→ Tasks to perform
- a) Answer these questions using the text on simulating quantum gates with RBMs:
(i) Which algorithm is used to minimize the distance between the variational state and the target state?
(ii) What is taken as the measure of distance between two quantum states?
(iii) What does the compression step do to the number of hidden units?
- b) Translate this sentence from the text on simulating quantum gates with RBMs into Spanish: "Specifically we create an RBM with fewer hidden units and fit it to the output distribution of the larger RBM (output of UC)."

→ Supplied text
Not all gates can be applied through solving Eq. (6). Most notably, gates that form superpositions belong in this category, including $${U}_{B}(\beta )={\prod }_{i}{e}^{-i\beta {X}_{i}}$$ required for running QAOA. This happens simply because a linear combination of two or more RBMs cannot be exactly represented by a single new RBM through a simple variational parameter change. To simulate those gates, we employ a variational stochastic optimization scheme.

We take $${\mathcal{D}}(\phi ,\psi )=1-F(\phi ,\psi )$$ as a measure of distance between two arbitrary quantum states $$\left|\phi \right\rangle$$ and $$\left|\psi \right\rangle$$, where F(ϕ, ψ) is the usual quantum fidelity:

$$F(\phi ,\psi )=\frac{| \langle \phi | \psi \rangle {| }^{2}}{\langle \phi | \phi \rangle \langle \psi | \psi \rangle}.$$
(8)

In order to find variational parameters θ, which approximate a target state $$\left|\phi \right\rangle$$ well ($$\left|{\psi }_{\theta }\right\rangle \approx \left|\phi \right\rangle$$, up to a normalization constant), we minimize $${\mathcal{D}}({\psi }_{\theta },\phi )$$ using a gradient-based optimizer. In this work we use the Stochastic Reconfiguration (SR)37,38,39 algorithm to achieve that goal.

For larger p, extra hidden units introduced when applying UC(γ) at each layer can result in a large number of associated parameters to optimize over that are not strictly required for accurate output state approximations. So to keep the parameter count in check, we insert a model compression step, which halves the number of hidden units immediately after applying UC doubles it. Specifically we create an RBM with fewer hidden units and fit it to the output distribution of the larger RBM (output of UC). Exact circuit placement of compression steps are shown on Fig. 1 and details are provided in Methods. As a result of the compression step, we are able to keep the number of hidden units in our RBM ansatz constant, explicitly controlling the variational parameter count.

Dataset records
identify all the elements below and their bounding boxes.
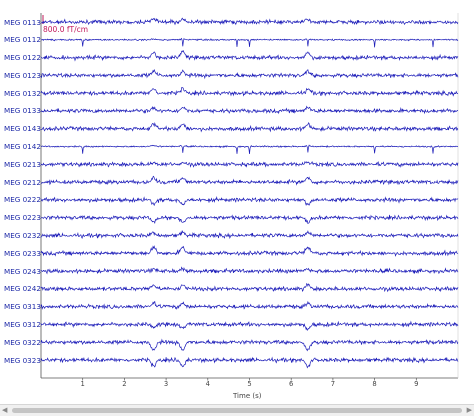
channel-trace [40, 160, 459, 168]
channel-label: MEG 0112 [4, 35, 41, 45]
x-tick-label: 6 [289, 380, 294, 388]
x-tick-label: 7 [330, 380, 336, 388]
channel-trace [40, 266, 459, 275]
channel-trace [40, 49, 459, 62]
x-tick-label: 8 [372, 380, 377, 388]
meg-traces-plot [40, 13, 459, 381]
channel-label: MEG 0323 [4, 355, 41, 365]
scale-bar-label: 800.0 fT/cm [43, 25, 89, 34]
channel-label: MEG 0223 [4, 213, 41, 223]
x-tick-label: 9 [414, 380, 419, 388]
channel-label: MEG 0132 [4, 88, 41, 98]
channel-trace [40, 356, 459, 369]
channel-label: MEG 0123 [4, 70, 41, 80]
channel-trace [40, 196, 459, 207]
channel-label: MEG 0243 [4, 266, 41, 276]
channel-trace [40, 144, 459, 155]
channel-trace [40, 245, 459, 257]
channel-label: MEG 0133 [4, 106, 41, 116]
channel-label: MEG 0213 [4, 159, 41, 169]
x-tick-label: 5 [247, 380, 252, 388]
channel-trace [41, 121, 459, 133]
channel-trace [40, 230, 459, 240]
channel-trace [40, 68, 459, 80]
channel-label: MEG 0143 [4, 124, 41, 134]
horizontal-scrollbar[interactable]: ◀ ▶ [0, 404, 474, 416]
x-tick-label: 4 [205, 380, 210, 388]
scroll-left-arrow-icon[interactable]: ◀ [2, 406, 8, 414]
channel-trace [40, 282, 459, 293]
channel-label: MEG 0122 [4, 53, 41, 63]
channel-trace [40, 338, 459, 352]
channel-label: MEG 0113 [4, 17, 41, 27]
channel-trace [40, 300, 459, 310]
x-axis-label: Time (s) [233, 392, 262, 400]
channel-trace [40, 17, 459, 26]
channel-trace [40, 175, 459, 186]
channel-label: MEG 0233 [4, 248, 41, 258]
x-tick-label: 2 [122, 380, 127, 388]
channel-label: MEG 0322 [4, 337, 41, 347]
channel-label: MEG 0232 [4, 230, 41, 240]
scroll-right-arrow-icon[interactable]: ▶ [466, 406, 472, 414]
channel-trace [40, 105, 458, 115]
channel-trace [40, 320, 459, 331]
channel-label: MEG 0313 [4, 302, 41, 312]
channel-label: MEG 0242 [4, 284, 41, 294]
channel-label: MEG 0312 [4, 319, 41, 329]
channel-trace [41, 214, 459, 225]
x-tick-label: 3 [163, 380, 169, 388]
channel-label: MEG 0212 [4, 177, 41, 187]
channel-trace [40, 37, 459, 48]
channel-label: MEG 0222 [4, 195, 41, 205]
channel-trace [40, 87, 459, 97]
x-tick-label: 1 [80, 380, 85, 388]
scrollbar-thumb[interactable] [12, 408, 462, 413]
channel-label: MEG 0142 [4, 142, 41, 152]
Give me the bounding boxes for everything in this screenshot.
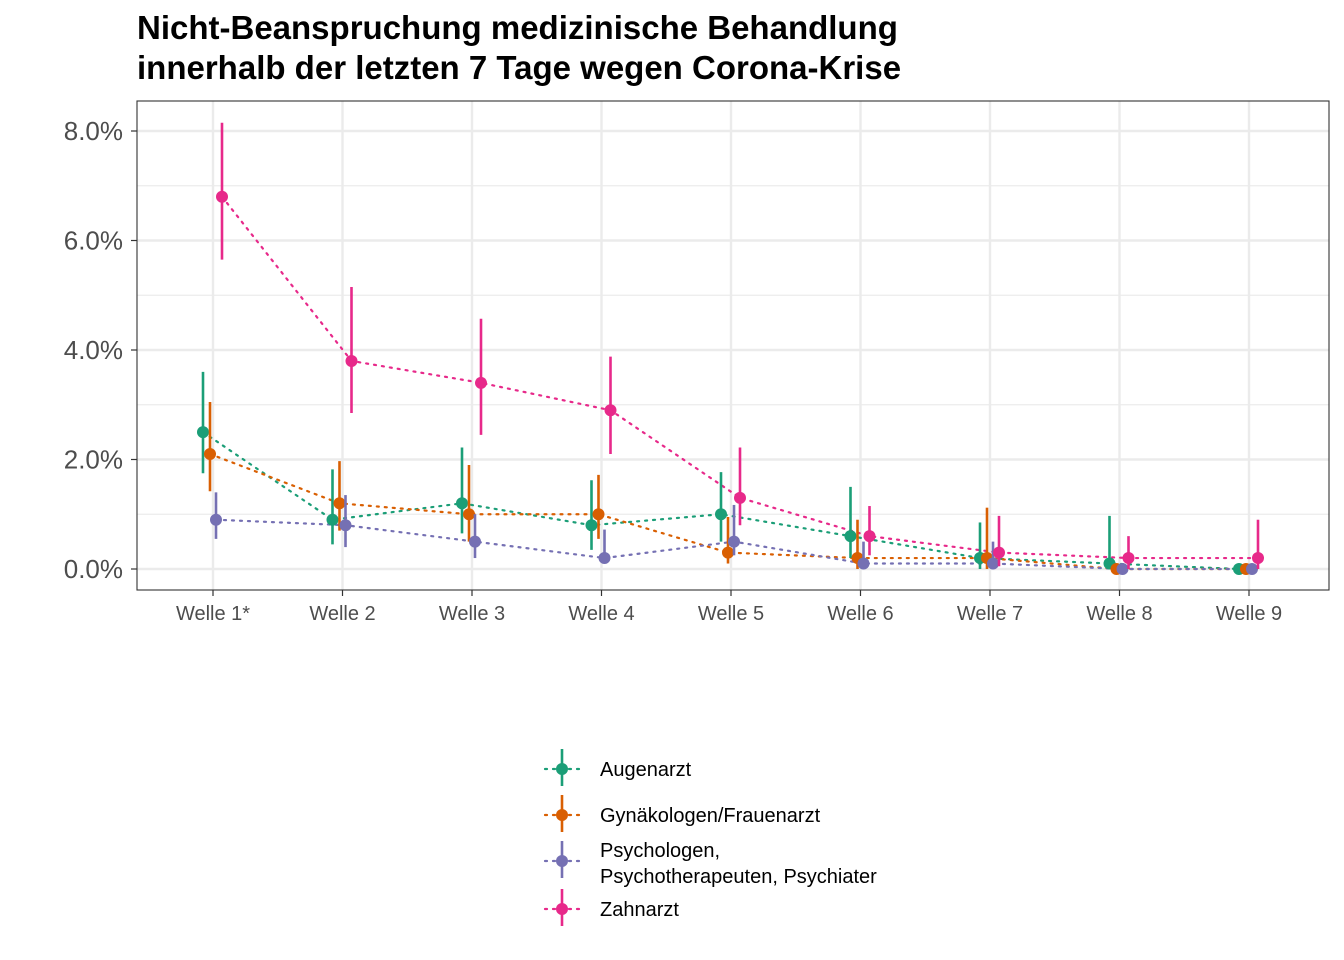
data-point	[863, 530, 876, 543]
data-point	[1122, 552, 1135, 565]
x-tick-label: Welle 6	[827, 603, 893, 625]
series-line	[201, 431, 1241, 571]
series-marks	[197, 122, 1264, 575]
legend: Augenarzt Gynäkologen/Frauenarzt Psycholog…	[543, 749, 877, 926]
data-point	[987, 557, 999, 570]
data-point	[592, 508, 605, 521]
data-point	[469, 535, 481, 548]
data-point	[844, 530, 857, 543]
data-point	[722, 546, 734, 559]
data-point	[598, 552, 611, 565]
data-point	[1252, 552, 1264, 565]
data-point	[1116, 563, 1129, 575]
data-point	[993, 546, 1005, 559]
y-tick-label: 8.0%	[64, 116, 123, 146]
y-tick-label: 2.0%	[64, 445, 123, 475]
data-point	[197, 426, 209, 439]
data-point	[326, 513, 339, 526]
data-point	[715, 508, 727, 521]
data-point	[456, 497, 468, 510]
x-tick-label: Welle 3	[439, 603, 505, 625]
data-point	[345, 354, 358, 367]
legend-key-point	[556, 855, 568, 867]
legend-label: Zahnarzt	[600, 899, 679, 921]
data-point	[475, 376, 487, 389]
data-point	[1246, 563, 1258, 575]
grid-lines	[137, 101, 1329, 590]
y-tick-label: 6.0%	[64, 226, 123, 256]
y-tick-label: 4.0%	[64, 335, 123, 365]
x-tick-label: Welle 2	[309, 603, 375, 625]
x-tick-label: Welle 5	[698, 603, 764, 625]
plot-panel-border	[136, 100, 1330, 591]
data-point	[585, 519, 598, 532]
data-point	[204, 448, 216, 461]
y-tick-label: 0.0%	[64, 554, 123, 584]
data-point	[339, 519, 352, 532]
chart-title-line-2: innerhalb der letzten 7 Tage wegen Coron…	[137, 49, 902, 86]
data-point	[857, 557, 870, 570]
x-tick-label: Welle 4	[568, 603, 634, 625]
data-point	[210, 513, 222, 526]
legend-key-point	[556, 903, 568, 915]
chart-title-line-1: Nicht-Beanspruchung medizinische Behandl…	[137, 9, 898, 46]
data-point	[728, 535, 740, 548]
legend-key-point	[556, 763, 568, 775]
x-tick-label: Welle 8	[1086, 603, 1152, 625]
data-point	[333, 497, 346, 510]
data-point	[734, 491, 746, 504]
data-point	[463, 508, 475, 521]
data-point	[216, 190, 228, 203]
data-point	[604, 404, 617, 417]
x-tick-label: Welle 7	[957, 603, 1023, 625]
legend-label: Gynäkologen/Frauenarzt	[600, 805, 821, 827]
x-tick-label: Welle 9	[1216, 603, 1282, 625]
chart-title: Nicht-Beanspruchung medizinische Behandl…	[137, 8, 901, 88]
legend-label: Psychologen,	[600, 840, 720, 862]
legend-key-point	[556, 809, 568, 821]
x-tick-label: Welle 1*	[176, 603, 250, 625]
legend-label: Augenarzt	[600, 759, 692, 781]
legend-label: Psychotherapeuten, Psychiater	[600, 866, 877, 888]
axes: 0.0% 2.0% 4.0% 6.0% 8.0% Welle 1* Welle 2 Welle…	[64, 116, 1282, 625]
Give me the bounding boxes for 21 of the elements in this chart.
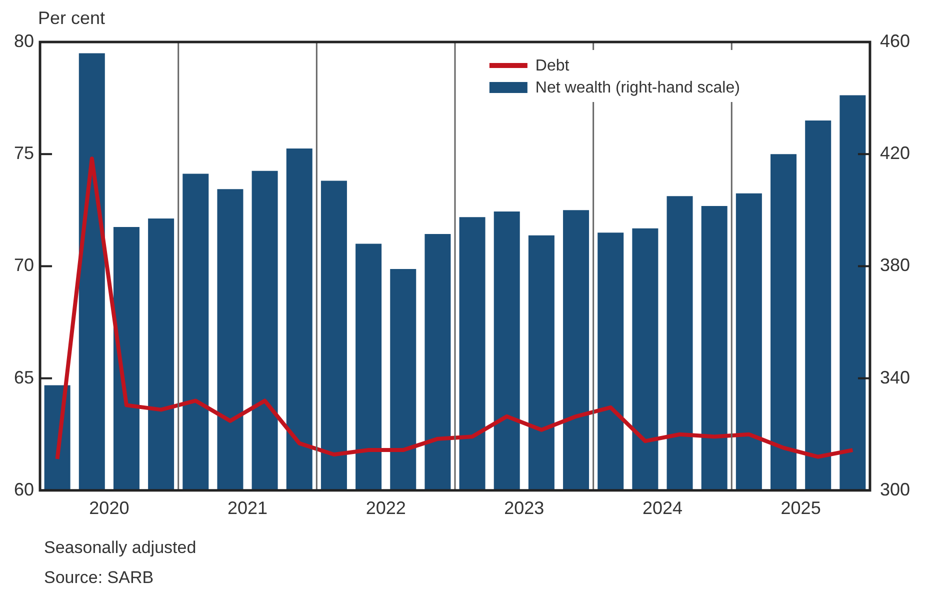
source-note: Source: SARB <box>44 568 155 588</box>
x-tick-label: 2021 <box>227 498 268 518</box>
y2-tick-label: 380 <box>880 255 910 276</box>
x-tick-label: 2023 <box>504 498 544 518</box>
x-tick-label: 2025 <box>780 498 821 518</box>
y2-tick-label: 300 <box>880 479 910 500</box>
y-tick-label: 75 <box>14 143 34 164</box>
y2-tick-label: 420 <box>880 143 910 164</box>
y2-tick-label: 340 <box>880 367 910 388</box>
x-tick-label: 2024 <box>642 498 683 518</box>
y2-tick-label: 460 <box>880 30 910 51</box>
x-tick-label: 2022 <box>366 498 406 518</box>
legend-label: Debt <box>535 57 570 74</box>
y-tick-label: 80 <box>14 30 34 51</box>
y-tick-label: 65 <box>14 367 34 388</box>
x-tick-label: 2020 <box>89 498 130 518</box>
text: Seasonally adjusted <box>44 538 198 558</box>
y-tick-label: 60 <box>14 479 34 500</box>
legend-label: Net wealth (right-hand scale) <box>535 79 740 96</box>
y-tick-label: 70 <box>14 255 34 276</box>
y-axis-title: Per cent <box>38 8 106 28</box>
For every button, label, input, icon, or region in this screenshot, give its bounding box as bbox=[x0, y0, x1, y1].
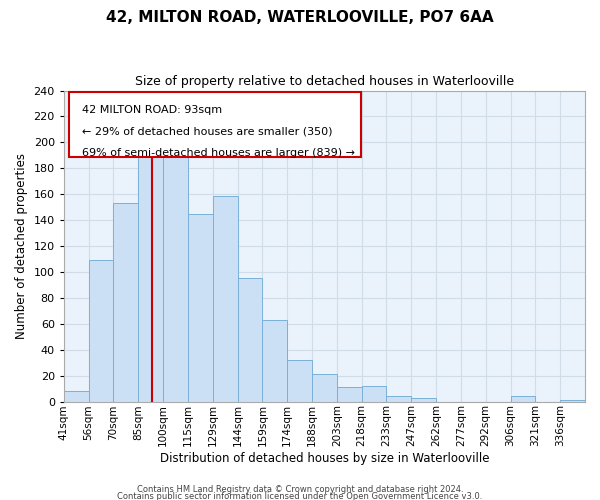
Text: Contains public sector information licensed under the Open Government Licence v3: Contains public sector information licen… bbox=[118, 492, 482, 500]
Text: 42 MILTON ROAD: 93sqm: 42 MILTON ROAD: 93sqm bbox=[82, 104, 222, 115]
Bar bbox=[511, 396, 535, 402]
X-axis label: Distribution of detached houses by size in Waterlooville: Distribution of detached houses by size … bbox=[160, 452, 489, 465]
Bar bbox=[138, 148, 163, 402]
Text: Contains HM Land Registry data © Crown copyright and database right 2024.: Contains HM Land Registry data © Crown c… bbox=[137, 485, 463, 494]
Bar bbox=[238, 278, 262, 402]
Bar bbox=[262, 320, 287, 402]
Bar bbox=[560, 400, 585, 402]
Y-axis label: Number of detached properties: Number of detached properties bbox=[15, 153, 28, 339]
Bar bbox=[337, 388, 362, 402]
Bar bbox=[213, 196, 238, 402]
Bar bbox=[163, 148, 188, 402]
Bar bbox=[113, 204, 138, 402]
Text: ← 29% of detached houses are smaller (350): ← 29% of detached houses are smaller (35… bbox=[82, 126, 332, 136]
Bar bbox=[386, 396, 411, 402]
Bar bbox=[362, 386, 386, 402]
Bar bbox=[188, 214, 213, 402]
Title: Size of property relative to detached houses in Waterlooville: Size of property relative to detached ho… bbox=[135, 75, 514, 88]
Text: 69% of semi-detached houses are larger (839) →: 69% of semi-detached houses are larger (… bbox=[82, 148, 355, 158]
Text: 42, MILTON ROAD, WATERLOOVILLE, PO7 6AA: 42, MILTON ROAD, WATERLOOVILLE, PO7 6AA bbox=[106, 10, 494, 25]
Bar bbox=[411, 398, 436, 402]
Bar bbox=[64, 391, 89, 402]
FancyBboxPatch shape bbox=[69, 92, 361, 158]
Bar bbox=[287, 360, 312, 402]
Bar bbox=[89, 260, 113, 402]
Bar bbox=[312, 374, 337, 402]
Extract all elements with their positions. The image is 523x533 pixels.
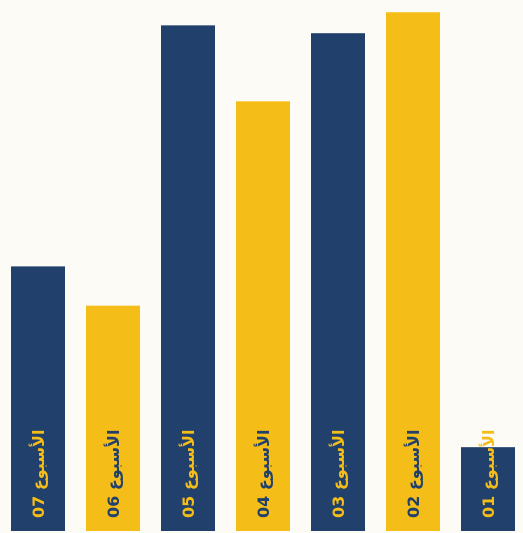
bar-label-3: الأسبوع 05 [179,430,198,518]
bar-5 [311,33,365,531]
bar-label-1: الأسبوع 07 [29,430,48,518]
bar-3 [161,25,215,532]
bar-label-5: الأسبوع 03 [329,430,348,518]
bar-1 [11,266,65,531]
bar-4 [236,101,290,531]
bar-label-7: الأسبوع 01 [479,430,498,518]
bar-label-6: الأسبوع 02 [404,430,423,518]
bar-6 [386,12,440,532]
bar-label-2: الأسبوع 06 [104,430,123,518]
bar-2 [86,305,140,531]
bar-label-4: الأسبوع 04 [254,430,273,518]
bar-7 [461,447,515,531]
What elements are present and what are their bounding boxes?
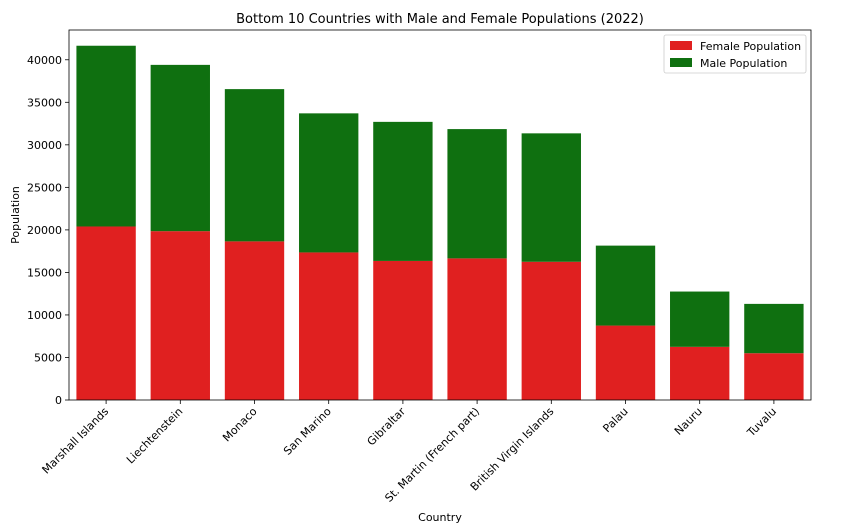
bar-female-6 [521,261,581,400]
plot-frame [68,29,812,401]
x-tick-label: Palau [600,405,630,435]
bar-female-8 [670,346,730,400]
legend-swatch-female [670,41,692,50]
y-tick-label: 15000 [27,266,62,279]
y-tick-label: 30000 [27,139,62,152]
bar-male-4 [373,121,433,261]
bar-male-5 [447,129,507,259]
x-axis: Marshall Islands Liechtenstein Monaco San M… [40,400,779,505]
bars [76,45,804,400]
legend-label-female: Female Population [700,40,801,53]
bar-male-9 [744,303,804,354]
x-tick-label: San Marino [281,405,334,458]
bar-male-3 [299,113,359,253]
x-tick-label: Marshall Islands [40,405,112,477]
y-tick-label: 5000 [34,351,62,364]
x-tick-label: British Virgin Islands [468,405,557,494]
bar-female-5 [447,258,507,400]
x-tick-label: Nauru [672,405,705,438]
bar-female-4 [373,260,433,400]
y-tick-label: 25000 [27,181,62,194]
bar-female-0 [76,226,136,400]
chart-title: Bottom 10 Countries with Male and Female… [236,12,644,27]
x-tick-label: Liechtenstein [124,405,185,466]
x-tick-label: Monaco [220,405,260,445]
bar-male-7 [595,245,656,326]
bar-male-6 [521,133,581,262]
bar-male-0 [76,45,136,227]
y-axis: 0 5000 10000 15000 20000 25000 30000 35000 40000 [27,54,69,407]
bar-male-1 [150,64,210,232]
y-tick-label: 35000 [27,96,62,109]
y-tick-label: 20000 [27,224,62,237]
bar-female-9 [744,353,804,400]
y-tick-label: 10000 [27,309,62,322]
bar-male-8 [670,291,730,347]
bar-female-2 [224,241,285,400]
bar-female-7 [595,325,656,400]
legend-box [663,34,807,74]
legend-swatch-male [670,58,692,67]
y-tick-label: 0 [55,394,62,407]
y-tick-label: 40000 [27,54,62,67]
legend-label-male: Male Population [700,57,787,70]
x-axis-label: Country [418,511,462,524]
y-axis-label: Population [9,186,22,244]
legend: Female Population Male Population [663,34,807,74]
x-tick-label: Gibraltar [365,405,409,449]
bar-male-2 [224,89,285,242]
x-tick-label: Tuvalu [744,405,779,440]
bar-female-3 [299,252,359,400]
bar-female-1 [150,231,210,400]
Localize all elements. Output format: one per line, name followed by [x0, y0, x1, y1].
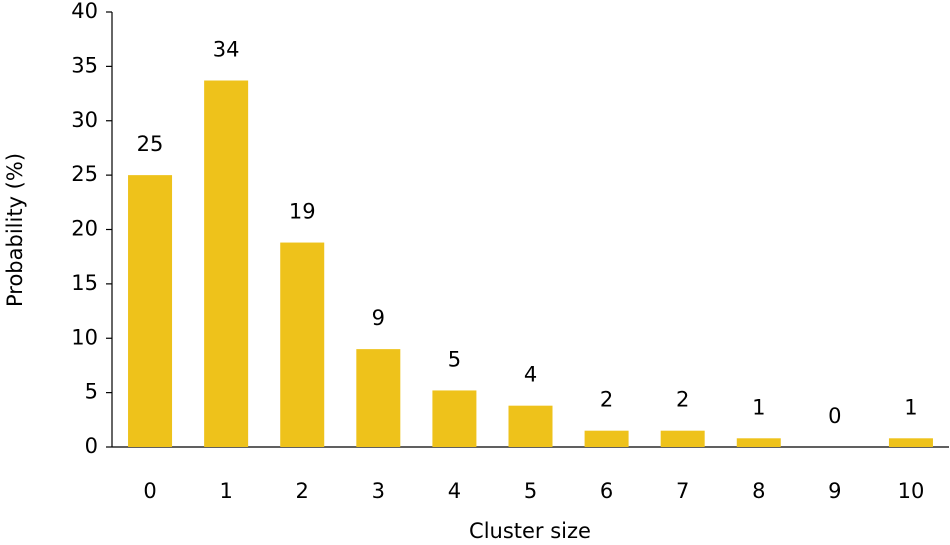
- x-tick-label: 4: [448, 479, 461, 503]
- bar: [888, 438, 933, 447]
- bar: [356, 349, 401, 447]
- data-label: 1: [752, 395, 765, 419]
- data-label: 34: [213, 38, 240, 62]
- y-tick-label: 15: [71, 271, 98, 295]
- x-tick-label: 9: [828, 479, 841, 503]
- y-axis-label: Probability (%): [3, 153, 27, 307]
- y-tick-label: 25: [71, 162, 98, 186]
- data-label: 5: [448, 347, 461, 371]
- data-label: 2: [600, 388, 613, 412]
- bar: [508, 405, 553, 447]
- y-tick-label: 20: [71, 217, 98, 241]
- bar: [280, 242, 325, 447]
- bar: [128, 175, 173, 447]
- x-tick-label: 8: [752, 479, 765, 503]
- x-tick-label: 6: [600, 479, 613, 503]
- data-label: 9: [372, 306, 385, 330]
- x-tick-label: 10: [898, 479, 925, 503]
- x-tick-label: 0: [143, 479, 156, 503]
- data-label: 4: [524, 363, 537, 387]
- data-label: 19: [289, 200, 316, 224]
- data-label: 25: [137, 132, 164, 156]
- y-tick-label: 30: [71, 108, 98, 132]
- x-tick-label: 3: [372, 479, 385, 503]
- data-label: 0: [828, 404, 841, 428]
- bar: [584, 430, 629, 447]
- x-axis-label: Cluster size: [469, 519, 591, 543]
- data-label: 1: [904, 395, 917, 419]
- y-tick-label: 0: [85, 434, 98, 458]
- y-tick-label: 10: [71, 325, 98, 349]
- x-tick-label: 7: [676, 479, 689, 503]
- x-tick-label: 5: [524, 479, 537, 503]
- bar: [736, 438, 781, 447]
- y-tick-label: 40: [71, 0, 98, 23]
- bar: [432, 390, 477, 447]
- x-tick-label: 2: [296, 479, 309, 503]
- data-label: 2: [676, 388, 689, 412]
- y-tick-label: 5: [85, 380, 98, 404]
- bar: [204, 80, 249, 447]
- bar: [660, 430, 705, 447]
- y-tick-label: 35: [71, 53, 98, 77]
- x-tick-label: 1: [219, 479, 232, 503]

→ The responses
- a)
(i) The Stochastic Reconfiguration (SR) algorithm.
(ii) One minus the usual quantum fidelity, 1 − F(ϕ, ψ).
(iii) It halves the number of hidden units, right after applying UC doubles it.

- b) En concreto, creamos una RBM con menos unidades ocultas y la ajustamos a la distribución de salida de la RBM más grande (salida de UC).